## Requirement
Look through the material below. Copy each line that contains the string "Online".

====

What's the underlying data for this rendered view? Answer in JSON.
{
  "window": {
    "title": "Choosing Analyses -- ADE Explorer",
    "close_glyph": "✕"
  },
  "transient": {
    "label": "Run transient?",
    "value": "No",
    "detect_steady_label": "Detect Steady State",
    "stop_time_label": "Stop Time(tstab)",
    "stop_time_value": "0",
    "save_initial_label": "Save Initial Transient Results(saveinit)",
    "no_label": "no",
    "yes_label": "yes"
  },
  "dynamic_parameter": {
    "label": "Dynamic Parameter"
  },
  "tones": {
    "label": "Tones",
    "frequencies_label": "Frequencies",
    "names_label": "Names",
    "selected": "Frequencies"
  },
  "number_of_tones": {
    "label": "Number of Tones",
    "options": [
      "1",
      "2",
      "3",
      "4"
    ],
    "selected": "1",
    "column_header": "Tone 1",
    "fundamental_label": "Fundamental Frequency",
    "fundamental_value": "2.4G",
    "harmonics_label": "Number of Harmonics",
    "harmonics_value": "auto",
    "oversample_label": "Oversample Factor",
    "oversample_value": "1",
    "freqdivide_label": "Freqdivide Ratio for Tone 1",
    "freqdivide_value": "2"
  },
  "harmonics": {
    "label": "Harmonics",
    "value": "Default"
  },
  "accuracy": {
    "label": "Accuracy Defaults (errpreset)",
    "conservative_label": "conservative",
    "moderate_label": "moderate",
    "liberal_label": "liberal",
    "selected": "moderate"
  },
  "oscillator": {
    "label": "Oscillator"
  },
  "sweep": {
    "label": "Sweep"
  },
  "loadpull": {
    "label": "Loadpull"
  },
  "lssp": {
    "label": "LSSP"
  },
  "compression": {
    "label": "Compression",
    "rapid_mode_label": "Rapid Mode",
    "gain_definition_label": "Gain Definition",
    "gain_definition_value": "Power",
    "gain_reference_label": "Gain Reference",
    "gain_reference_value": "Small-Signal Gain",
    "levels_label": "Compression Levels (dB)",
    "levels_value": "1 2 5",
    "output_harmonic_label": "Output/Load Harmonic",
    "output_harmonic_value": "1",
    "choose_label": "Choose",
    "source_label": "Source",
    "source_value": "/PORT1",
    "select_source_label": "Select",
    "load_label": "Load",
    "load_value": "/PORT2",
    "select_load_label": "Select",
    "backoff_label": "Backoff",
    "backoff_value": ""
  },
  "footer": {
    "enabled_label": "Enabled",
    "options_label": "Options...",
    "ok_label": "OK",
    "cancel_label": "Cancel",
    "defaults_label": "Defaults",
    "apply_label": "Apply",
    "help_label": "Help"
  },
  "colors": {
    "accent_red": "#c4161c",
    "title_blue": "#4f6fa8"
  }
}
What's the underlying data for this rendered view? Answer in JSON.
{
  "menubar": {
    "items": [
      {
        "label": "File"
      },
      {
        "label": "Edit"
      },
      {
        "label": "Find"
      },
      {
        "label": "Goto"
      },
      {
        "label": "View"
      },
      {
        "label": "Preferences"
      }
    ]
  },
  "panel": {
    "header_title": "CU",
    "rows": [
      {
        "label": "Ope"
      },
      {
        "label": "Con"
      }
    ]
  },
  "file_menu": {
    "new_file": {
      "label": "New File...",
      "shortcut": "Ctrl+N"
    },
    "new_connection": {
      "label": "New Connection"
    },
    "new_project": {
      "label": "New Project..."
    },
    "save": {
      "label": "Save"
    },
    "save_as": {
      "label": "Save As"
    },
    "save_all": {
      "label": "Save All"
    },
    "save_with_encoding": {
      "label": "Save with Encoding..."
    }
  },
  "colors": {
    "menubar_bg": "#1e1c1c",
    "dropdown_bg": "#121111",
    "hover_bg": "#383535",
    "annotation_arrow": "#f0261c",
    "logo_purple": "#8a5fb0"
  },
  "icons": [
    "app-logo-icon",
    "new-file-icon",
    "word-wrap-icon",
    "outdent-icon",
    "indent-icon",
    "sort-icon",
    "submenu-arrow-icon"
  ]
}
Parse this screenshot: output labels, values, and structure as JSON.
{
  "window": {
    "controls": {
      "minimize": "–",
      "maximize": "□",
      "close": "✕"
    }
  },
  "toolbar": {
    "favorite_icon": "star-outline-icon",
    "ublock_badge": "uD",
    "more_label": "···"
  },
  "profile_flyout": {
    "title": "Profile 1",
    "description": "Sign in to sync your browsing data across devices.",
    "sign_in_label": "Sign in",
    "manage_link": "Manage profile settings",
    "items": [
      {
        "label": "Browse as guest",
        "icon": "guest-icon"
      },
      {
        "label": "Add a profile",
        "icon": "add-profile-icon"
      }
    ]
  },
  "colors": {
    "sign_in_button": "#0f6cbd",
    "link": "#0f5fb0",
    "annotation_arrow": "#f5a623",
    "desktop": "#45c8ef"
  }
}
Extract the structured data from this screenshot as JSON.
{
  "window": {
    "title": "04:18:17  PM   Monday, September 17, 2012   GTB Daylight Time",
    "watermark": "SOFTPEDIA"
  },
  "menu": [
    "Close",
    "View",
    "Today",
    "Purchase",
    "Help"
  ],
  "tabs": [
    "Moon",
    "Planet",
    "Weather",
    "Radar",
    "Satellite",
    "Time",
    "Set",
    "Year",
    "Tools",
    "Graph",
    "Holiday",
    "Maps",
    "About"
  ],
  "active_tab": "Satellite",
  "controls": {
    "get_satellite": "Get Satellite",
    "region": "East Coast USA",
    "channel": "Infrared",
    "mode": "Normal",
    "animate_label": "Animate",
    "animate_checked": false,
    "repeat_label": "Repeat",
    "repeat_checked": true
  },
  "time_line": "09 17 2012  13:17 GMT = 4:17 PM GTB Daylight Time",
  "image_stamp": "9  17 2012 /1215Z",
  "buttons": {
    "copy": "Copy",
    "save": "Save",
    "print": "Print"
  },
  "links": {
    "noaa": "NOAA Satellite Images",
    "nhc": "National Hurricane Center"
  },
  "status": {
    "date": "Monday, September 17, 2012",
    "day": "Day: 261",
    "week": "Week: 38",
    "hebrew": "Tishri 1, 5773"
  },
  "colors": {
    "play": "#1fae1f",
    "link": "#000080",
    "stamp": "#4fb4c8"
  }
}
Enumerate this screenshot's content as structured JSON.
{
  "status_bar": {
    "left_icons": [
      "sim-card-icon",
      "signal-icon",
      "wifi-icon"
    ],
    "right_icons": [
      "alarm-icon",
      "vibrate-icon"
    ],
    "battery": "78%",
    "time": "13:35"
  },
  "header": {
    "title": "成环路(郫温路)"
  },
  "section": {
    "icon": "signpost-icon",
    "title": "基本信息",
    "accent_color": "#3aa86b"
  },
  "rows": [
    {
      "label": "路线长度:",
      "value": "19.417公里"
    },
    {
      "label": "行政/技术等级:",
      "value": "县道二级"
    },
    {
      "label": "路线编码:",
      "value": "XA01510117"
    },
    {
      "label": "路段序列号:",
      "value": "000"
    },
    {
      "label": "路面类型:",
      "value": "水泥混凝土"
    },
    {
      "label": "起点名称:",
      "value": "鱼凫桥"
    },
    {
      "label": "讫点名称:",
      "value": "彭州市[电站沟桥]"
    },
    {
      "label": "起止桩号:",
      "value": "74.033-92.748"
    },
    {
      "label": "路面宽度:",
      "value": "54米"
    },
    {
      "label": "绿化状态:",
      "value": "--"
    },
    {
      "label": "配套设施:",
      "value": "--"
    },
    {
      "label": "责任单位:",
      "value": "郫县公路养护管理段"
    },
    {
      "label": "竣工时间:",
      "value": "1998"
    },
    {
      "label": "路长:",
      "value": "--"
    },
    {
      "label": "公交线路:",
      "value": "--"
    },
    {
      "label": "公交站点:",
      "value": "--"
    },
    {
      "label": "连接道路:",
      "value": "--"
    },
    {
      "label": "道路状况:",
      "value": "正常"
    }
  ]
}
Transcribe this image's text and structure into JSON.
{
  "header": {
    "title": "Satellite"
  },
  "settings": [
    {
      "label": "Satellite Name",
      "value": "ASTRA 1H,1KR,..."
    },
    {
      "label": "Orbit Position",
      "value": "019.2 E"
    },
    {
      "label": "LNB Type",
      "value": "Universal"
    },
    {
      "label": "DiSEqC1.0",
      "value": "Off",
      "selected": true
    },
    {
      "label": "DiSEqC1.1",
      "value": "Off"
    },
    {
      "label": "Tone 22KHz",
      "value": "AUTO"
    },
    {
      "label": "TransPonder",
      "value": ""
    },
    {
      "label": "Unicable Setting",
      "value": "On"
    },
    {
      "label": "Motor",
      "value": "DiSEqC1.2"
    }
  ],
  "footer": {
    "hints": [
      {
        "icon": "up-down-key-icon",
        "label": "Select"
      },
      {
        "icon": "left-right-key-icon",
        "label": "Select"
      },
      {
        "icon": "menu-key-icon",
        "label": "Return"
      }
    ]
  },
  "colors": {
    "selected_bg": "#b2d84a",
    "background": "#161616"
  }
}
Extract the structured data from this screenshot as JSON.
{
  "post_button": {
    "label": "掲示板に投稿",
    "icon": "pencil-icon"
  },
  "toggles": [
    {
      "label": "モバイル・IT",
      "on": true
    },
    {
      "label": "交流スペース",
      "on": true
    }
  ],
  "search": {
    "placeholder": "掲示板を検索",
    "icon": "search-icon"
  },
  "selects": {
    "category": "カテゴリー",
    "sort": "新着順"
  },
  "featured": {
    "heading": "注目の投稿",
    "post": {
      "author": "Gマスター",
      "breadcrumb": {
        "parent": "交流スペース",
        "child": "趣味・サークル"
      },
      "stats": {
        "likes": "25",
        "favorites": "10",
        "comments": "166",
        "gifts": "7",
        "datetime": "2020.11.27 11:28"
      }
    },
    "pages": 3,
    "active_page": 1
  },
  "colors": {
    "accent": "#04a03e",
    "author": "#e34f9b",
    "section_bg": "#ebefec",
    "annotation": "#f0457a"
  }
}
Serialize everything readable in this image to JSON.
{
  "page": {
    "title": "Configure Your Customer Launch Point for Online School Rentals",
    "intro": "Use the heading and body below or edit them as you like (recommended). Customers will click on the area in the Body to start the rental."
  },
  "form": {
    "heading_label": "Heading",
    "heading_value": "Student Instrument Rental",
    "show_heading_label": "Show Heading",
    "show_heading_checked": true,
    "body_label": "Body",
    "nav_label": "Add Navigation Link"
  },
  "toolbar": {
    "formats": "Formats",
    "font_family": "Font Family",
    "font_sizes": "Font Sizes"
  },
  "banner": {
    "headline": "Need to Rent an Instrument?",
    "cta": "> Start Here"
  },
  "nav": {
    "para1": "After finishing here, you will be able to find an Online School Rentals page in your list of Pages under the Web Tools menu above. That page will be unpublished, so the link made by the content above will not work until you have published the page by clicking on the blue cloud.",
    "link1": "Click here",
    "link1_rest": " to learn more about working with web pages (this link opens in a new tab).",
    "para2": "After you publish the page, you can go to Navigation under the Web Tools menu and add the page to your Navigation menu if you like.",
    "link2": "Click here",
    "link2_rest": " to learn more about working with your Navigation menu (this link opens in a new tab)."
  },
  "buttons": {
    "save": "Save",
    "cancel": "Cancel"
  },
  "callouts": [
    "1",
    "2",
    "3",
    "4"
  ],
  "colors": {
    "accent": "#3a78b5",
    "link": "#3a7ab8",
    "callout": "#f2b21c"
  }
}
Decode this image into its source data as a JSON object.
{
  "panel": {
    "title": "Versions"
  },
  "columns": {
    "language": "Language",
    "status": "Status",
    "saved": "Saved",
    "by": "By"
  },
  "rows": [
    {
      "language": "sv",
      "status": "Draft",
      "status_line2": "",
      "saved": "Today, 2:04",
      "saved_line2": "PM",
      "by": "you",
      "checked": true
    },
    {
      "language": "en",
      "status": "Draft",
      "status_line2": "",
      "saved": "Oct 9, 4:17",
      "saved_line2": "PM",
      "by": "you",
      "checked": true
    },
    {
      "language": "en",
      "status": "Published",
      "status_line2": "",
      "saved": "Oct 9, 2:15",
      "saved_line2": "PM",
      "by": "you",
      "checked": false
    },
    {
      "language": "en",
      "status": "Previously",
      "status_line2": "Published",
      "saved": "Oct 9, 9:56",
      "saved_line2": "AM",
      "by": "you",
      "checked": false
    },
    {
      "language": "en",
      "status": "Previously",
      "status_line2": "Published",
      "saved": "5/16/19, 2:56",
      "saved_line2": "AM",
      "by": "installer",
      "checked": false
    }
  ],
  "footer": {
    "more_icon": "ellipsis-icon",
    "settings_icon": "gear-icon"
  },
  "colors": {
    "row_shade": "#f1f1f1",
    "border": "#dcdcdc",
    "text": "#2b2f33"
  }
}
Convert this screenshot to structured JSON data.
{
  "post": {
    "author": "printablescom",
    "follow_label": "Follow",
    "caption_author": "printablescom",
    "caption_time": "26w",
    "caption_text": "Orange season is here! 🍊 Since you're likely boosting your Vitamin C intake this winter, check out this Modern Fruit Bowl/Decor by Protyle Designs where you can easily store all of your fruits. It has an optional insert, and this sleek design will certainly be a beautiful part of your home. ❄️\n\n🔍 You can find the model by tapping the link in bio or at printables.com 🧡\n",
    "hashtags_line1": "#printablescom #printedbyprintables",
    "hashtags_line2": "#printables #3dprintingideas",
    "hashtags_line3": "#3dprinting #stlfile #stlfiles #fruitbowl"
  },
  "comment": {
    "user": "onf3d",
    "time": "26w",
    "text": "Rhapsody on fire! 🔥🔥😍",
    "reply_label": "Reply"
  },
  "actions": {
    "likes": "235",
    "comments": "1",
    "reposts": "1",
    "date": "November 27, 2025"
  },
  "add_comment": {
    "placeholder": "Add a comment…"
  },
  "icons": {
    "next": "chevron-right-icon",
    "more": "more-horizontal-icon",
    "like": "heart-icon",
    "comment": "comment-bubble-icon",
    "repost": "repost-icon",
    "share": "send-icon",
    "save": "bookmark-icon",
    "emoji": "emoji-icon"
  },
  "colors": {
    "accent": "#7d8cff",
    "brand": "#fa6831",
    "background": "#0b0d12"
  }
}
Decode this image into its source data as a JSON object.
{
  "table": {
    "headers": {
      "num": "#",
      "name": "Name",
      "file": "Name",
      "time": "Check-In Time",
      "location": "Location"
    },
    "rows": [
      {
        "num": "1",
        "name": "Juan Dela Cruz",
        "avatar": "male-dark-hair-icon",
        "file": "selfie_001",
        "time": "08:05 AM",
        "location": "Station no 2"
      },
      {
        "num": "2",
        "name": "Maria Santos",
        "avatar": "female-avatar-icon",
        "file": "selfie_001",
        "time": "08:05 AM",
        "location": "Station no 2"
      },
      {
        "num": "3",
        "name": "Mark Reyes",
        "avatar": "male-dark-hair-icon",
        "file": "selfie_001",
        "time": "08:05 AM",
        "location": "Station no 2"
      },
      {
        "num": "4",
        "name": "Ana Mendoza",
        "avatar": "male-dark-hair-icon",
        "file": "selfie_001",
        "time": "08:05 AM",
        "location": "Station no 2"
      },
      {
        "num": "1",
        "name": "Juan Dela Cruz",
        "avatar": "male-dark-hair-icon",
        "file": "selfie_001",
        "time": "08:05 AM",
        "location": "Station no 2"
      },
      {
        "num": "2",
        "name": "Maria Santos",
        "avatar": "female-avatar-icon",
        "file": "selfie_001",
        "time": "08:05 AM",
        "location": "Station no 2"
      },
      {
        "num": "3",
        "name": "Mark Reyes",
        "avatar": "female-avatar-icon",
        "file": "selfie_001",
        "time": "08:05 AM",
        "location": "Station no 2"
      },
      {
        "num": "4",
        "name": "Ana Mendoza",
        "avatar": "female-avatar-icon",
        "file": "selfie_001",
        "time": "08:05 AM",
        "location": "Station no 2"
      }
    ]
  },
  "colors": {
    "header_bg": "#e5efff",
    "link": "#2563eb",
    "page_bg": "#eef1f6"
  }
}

====

## Answer to the task
    "title": "Configure Your Customer Launch Point for Online School Rentals",
    "para1": "After finishing here, you will be able to find an Online School Rentals page in your list of Pages under the Web Tools menu above. That page will be unpublished, so the link made by the content above will not work until you have published the page by clicking on the blue cloud.",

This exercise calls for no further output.